## Begin Input for this task

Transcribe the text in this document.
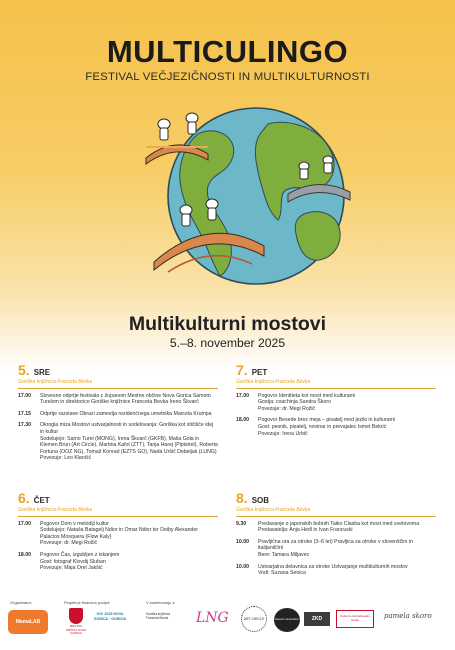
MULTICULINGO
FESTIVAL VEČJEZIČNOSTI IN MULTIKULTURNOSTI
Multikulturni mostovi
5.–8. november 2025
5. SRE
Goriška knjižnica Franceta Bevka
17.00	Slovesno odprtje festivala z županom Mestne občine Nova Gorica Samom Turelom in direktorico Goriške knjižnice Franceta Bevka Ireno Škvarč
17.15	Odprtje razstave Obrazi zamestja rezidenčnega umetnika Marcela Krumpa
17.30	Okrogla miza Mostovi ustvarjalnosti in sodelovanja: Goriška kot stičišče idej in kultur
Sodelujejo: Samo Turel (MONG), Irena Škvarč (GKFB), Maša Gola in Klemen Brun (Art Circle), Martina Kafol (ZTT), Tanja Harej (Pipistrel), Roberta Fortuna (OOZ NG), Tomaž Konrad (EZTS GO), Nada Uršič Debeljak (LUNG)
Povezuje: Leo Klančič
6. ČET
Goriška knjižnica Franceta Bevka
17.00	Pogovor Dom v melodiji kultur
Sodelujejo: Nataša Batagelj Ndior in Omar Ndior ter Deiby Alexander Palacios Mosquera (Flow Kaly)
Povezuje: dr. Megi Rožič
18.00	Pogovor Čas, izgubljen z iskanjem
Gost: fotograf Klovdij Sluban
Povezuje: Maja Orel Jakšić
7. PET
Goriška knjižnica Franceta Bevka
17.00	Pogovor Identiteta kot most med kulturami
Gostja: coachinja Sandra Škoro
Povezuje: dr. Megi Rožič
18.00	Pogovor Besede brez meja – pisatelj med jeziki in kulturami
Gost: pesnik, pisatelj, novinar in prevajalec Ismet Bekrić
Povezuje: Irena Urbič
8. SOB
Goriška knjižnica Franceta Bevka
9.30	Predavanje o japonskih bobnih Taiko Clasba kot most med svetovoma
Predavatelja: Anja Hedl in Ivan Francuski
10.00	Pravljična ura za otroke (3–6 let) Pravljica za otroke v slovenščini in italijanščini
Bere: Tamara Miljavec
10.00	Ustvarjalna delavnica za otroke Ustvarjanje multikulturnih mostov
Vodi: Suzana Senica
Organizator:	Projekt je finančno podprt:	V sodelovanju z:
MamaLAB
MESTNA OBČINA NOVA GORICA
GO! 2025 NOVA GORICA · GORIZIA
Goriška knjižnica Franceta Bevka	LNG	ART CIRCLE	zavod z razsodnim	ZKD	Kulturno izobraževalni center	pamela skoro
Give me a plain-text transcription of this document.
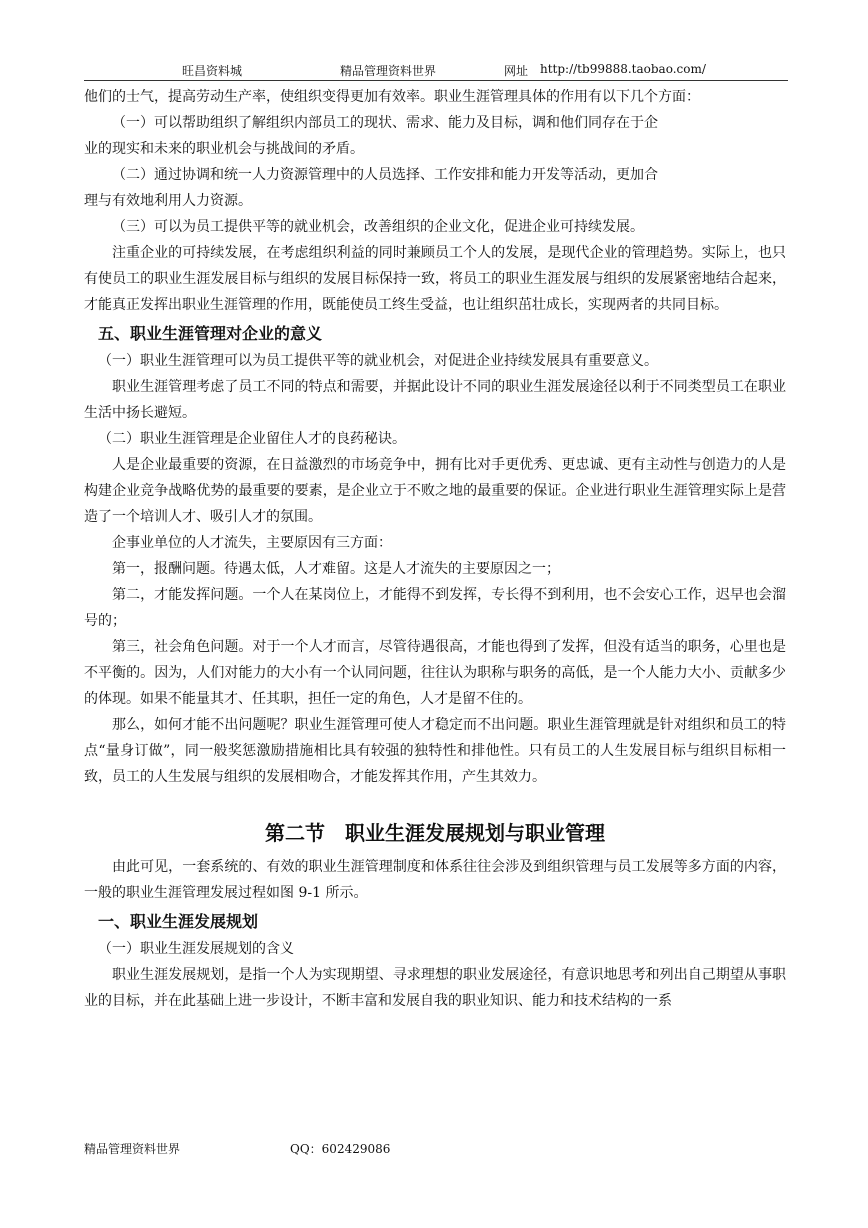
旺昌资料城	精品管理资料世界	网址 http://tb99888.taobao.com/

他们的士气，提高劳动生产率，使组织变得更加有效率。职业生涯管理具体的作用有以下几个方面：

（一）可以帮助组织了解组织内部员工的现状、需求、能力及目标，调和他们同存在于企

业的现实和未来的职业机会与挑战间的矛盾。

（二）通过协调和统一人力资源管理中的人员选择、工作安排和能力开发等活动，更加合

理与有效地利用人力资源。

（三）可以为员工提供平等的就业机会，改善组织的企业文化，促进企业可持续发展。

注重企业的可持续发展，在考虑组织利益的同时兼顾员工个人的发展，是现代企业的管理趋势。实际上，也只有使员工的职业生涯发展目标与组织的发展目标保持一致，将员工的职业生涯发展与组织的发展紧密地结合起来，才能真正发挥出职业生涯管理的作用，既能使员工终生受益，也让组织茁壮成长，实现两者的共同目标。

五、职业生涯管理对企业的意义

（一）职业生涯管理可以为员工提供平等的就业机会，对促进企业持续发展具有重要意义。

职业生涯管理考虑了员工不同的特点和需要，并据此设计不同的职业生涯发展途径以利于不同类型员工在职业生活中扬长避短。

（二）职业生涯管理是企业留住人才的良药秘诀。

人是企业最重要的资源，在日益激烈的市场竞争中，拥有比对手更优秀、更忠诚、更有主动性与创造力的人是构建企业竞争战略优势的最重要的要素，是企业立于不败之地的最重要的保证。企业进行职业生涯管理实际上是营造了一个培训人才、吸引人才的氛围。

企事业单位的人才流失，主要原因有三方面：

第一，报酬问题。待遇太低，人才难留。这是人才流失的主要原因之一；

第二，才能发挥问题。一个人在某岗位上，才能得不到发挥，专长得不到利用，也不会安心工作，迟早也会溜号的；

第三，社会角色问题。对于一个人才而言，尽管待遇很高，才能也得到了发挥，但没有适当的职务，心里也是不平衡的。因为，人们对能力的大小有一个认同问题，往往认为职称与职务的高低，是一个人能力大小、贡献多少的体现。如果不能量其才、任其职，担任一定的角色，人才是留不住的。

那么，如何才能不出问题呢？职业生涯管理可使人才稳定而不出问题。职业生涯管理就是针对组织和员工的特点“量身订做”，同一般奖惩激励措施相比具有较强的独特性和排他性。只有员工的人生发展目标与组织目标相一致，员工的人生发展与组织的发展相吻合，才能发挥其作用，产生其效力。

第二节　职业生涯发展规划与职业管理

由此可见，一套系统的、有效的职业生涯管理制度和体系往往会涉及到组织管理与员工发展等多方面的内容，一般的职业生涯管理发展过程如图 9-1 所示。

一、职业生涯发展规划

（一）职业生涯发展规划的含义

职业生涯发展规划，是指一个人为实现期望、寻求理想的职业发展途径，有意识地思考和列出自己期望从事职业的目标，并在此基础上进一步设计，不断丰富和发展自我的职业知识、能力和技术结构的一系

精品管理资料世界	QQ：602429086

## End Input for this task

[What you have to do] Filter out all lines lacking the word "Pogovor" and copy the rest.

[Answer in full]
17.00	Pogovor Dom v melodiji kultur
18.00	Pogovor Čas, izgubljen z iskanjem
17.00	Pogovor Identiteta kot most med kulturami
18.00	Pogovor Besede brez meja – pisatelj med jeziki in kulturami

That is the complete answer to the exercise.